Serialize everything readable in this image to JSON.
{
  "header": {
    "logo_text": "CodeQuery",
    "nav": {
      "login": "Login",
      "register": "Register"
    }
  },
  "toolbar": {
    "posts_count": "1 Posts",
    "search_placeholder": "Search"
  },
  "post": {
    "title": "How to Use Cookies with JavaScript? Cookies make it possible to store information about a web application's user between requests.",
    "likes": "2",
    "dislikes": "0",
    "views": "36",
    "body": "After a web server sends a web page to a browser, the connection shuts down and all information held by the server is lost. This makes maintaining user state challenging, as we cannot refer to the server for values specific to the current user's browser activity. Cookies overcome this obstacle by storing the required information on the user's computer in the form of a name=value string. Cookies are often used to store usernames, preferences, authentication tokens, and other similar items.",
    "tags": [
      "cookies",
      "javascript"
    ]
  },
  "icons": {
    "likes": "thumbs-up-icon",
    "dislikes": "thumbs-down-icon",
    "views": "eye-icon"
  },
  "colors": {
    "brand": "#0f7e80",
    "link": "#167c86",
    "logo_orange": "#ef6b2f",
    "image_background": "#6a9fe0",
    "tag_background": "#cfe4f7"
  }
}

--------

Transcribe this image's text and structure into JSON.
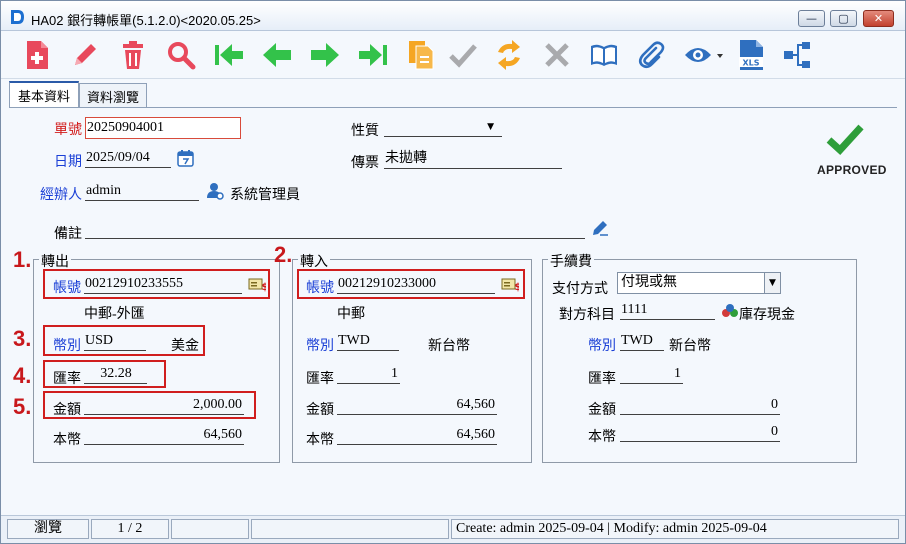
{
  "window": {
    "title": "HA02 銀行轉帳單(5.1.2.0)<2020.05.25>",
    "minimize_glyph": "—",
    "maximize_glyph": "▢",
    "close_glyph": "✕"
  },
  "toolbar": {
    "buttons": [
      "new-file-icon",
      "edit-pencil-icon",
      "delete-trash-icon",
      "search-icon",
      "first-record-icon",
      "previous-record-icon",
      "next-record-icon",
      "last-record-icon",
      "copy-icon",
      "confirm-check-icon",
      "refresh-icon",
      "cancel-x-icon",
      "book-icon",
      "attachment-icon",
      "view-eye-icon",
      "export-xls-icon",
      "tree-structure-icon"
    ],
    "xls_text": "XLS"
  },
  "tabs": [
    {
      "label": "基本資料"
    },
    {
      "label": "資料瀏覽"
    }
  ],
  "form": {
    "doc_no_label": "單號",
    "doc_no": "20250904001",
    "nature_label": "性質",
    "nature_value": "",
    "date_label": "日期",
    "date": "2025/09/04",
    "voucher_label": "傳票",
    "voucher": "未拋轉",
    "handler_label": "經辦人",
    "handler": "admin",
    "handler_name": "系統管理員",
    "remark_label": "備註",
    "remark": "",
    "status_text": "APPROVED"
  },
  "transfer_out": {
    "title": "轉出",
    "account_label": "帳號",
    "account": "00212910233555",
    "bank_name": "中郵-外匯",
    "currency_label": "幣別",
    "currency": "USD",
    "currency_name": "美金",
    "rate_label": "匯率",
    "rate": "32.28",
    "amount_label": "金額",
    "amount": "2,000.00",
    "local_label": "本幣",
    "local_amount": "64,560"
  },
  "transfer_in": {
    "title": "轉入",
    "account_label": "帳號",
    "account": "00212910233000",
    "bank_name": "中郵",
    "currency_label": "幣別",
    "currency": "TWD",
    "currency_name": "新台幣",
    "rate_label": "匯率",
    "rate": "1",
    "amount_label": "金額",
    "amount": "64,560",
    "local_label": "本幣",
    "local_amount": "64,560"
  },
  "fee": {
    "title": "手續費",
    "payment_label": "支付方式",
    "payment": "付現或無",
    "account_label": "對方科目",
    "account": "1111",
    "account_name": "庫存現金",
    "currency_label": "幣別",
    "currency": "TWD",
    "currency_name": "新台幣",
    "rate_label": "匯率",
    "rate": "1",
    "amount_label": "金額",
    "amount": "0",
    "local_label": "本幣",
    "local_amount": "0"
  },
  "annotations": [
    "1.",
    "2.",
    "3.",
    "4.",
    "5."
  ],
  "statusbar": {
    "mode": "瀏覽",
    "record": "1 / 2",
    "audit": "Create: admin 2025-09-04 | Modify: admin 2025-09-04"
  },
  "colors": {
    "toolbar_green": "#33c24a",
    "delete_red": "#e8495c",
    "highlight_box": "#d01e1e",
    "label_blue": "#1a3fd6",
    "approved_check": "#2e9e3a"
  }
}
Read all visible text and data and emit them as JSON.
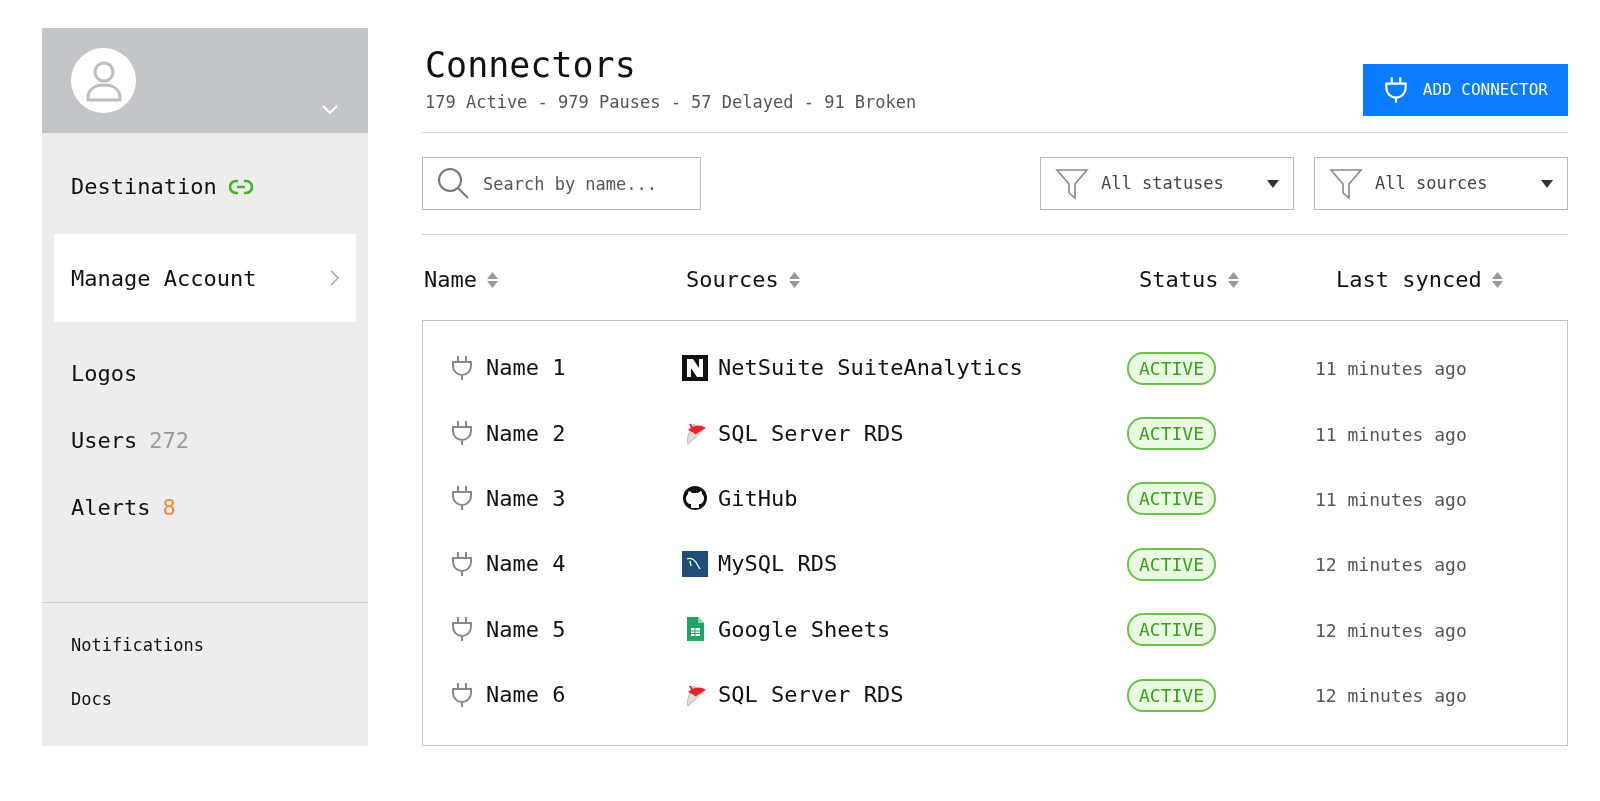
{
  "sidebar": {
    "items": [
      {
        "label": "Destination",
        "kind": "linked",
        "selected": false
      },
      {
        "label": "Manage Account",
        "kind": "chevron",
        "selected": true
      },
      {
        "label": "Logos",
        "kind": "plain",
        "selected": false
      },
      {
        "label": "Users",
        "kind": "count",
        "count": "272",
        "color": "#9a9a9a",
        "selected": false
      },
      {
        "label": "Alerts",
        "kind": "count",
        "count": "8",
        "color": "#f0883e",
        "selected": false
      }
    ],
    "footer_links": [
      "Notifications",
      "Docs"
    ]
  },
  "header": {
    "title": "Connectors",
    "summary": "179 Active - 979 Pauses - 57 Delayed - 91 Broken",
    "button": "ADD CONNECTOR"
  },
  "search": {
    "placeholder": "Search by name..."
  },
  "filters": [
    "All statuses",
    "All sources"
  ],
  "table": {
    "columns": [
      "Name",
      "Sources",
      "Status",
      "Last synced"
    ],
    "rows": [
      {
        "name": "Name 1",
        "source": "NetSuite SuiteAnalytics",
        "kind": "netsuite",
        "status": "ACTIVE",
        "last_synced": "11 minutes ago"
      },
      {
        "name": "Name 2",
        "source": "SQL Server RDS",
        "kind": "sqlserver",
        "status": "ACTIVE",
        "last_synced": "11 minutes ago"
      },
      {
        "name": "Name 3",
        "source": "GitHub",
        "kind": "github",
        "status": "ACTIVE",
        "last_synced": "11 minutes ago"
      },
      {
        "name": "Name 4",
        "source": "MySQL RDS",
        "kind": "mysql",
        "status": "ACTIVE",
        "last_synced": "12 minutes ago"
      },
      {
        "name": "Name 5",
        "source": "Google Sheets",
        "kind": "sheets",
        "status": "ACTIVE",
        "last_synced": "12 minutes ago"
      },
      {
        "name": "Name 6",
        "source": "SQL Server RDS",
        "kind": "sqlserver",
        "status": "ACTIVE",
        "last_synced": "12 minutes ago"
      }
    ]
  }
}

--------

→ **REQUEST**: Count each line above in which the string "this" appears, then state only the total.

→ **EXERCISE ANSWER**: 3